⟨
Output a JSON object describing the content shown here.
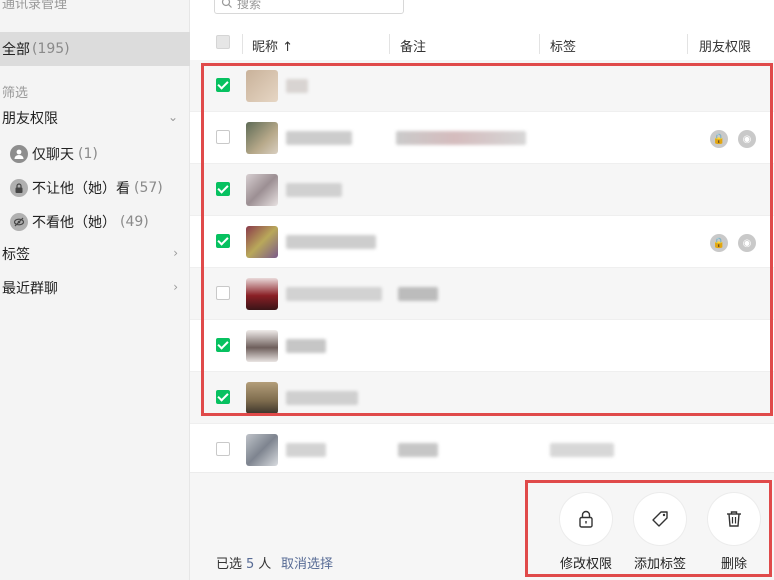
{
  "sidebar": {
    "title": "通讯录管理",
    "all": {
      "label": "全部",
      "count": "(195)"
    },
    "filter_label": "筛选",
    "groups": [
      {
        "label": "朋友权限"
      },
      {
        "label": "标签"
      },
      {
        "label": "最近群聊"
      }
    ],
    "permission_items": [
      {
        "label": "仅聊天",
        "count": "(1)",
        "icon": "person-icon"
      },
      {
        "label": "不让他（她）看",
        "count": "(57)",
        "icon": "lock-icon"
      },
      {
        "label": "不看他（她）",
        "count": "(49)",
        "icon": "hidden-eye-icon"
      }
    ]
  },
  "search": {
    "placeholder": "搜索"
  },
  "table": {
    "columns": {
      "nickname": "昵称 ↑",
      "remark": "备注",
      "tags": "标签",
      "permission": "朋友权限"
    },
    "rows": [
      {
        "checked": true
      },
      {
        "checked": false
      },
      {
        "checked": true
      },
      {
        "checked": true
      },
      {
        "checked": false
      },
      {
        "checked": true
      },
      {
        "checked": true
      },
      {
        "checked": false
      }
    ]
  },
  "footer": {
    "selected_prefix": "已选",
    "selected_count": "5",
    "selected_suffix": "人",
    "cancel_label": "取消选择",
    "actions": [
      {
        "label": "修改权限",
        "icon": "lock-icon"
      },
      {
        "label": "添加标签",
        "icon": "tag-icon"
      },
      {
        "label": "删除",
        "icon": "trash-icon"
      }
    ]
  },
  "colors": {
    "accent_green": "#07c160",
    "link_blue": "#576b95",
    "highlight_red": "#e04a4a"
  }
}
⟩
[Task to carry out] Leave images out of the retyped records; keep all else exact.

[Result below]
Output a JSON object describing the content shown here.
{
  "sidebar": {
    "title": "通讯录管理",
    "all": {
      "label": "全部",
      "count": "(195)"
    },
    "filter_label": "筛选",
    "groups": [
      {
        "label": "朋友权限"
      },
      {
        "label": "标签"
      },
      {
        "label": "最近群聊"
      }
    ],
    "permission_items": [
      {
        "label": "仅聊天",
        "count": "(1)",
        "icon": "person-icon"
      },
      {
        "label": "不让他（她）看",
        "count": "(57)",
        "icon": "lock-icon"
      },
      {
        "label": "不看他（她）",
        "count": "(49)",
        "icon": "hidden-eye-icon"
      }
    ]
  },
  "search": {
    "placeholder": "搜索"
  },
  "table": {
    "columns": {
      "nickname": "昵称 ↑",
      "remark": "备注",
      "tags": "标签",
      "permission": "朋友权限"
    },
    "rows": [
      {
        "checked": true
      },
      {
        "checked": false
      },
      {
        "checked": true
      },
      {
        "checked": true
      },
      {
        "checked": false
      },
      {
        "checked": true
      },
      {
        "checked": true
      },
      {
        "checked": false
      }
    ]
  },
  "footer": {
    "selected_prefix": "已选",
    "selected_count": "5",
    "selected_suffix": "人",
    "cancel_label": "取消选择",
    "actions": [
      {
        "label": "修改权限",
        "icon": "lock-icon"
      },
      {
        "label": "添加标签",
        "icon": "tag-icon"
      },
      {
        "label": "删除",
        "icon": "trash-icon"
      }
    ]
  },
  "colors": {
    "accent_green": "#07c160",
    "link_blue": "#576b95",
    "highlight_red": "#e04a4a"
  }
}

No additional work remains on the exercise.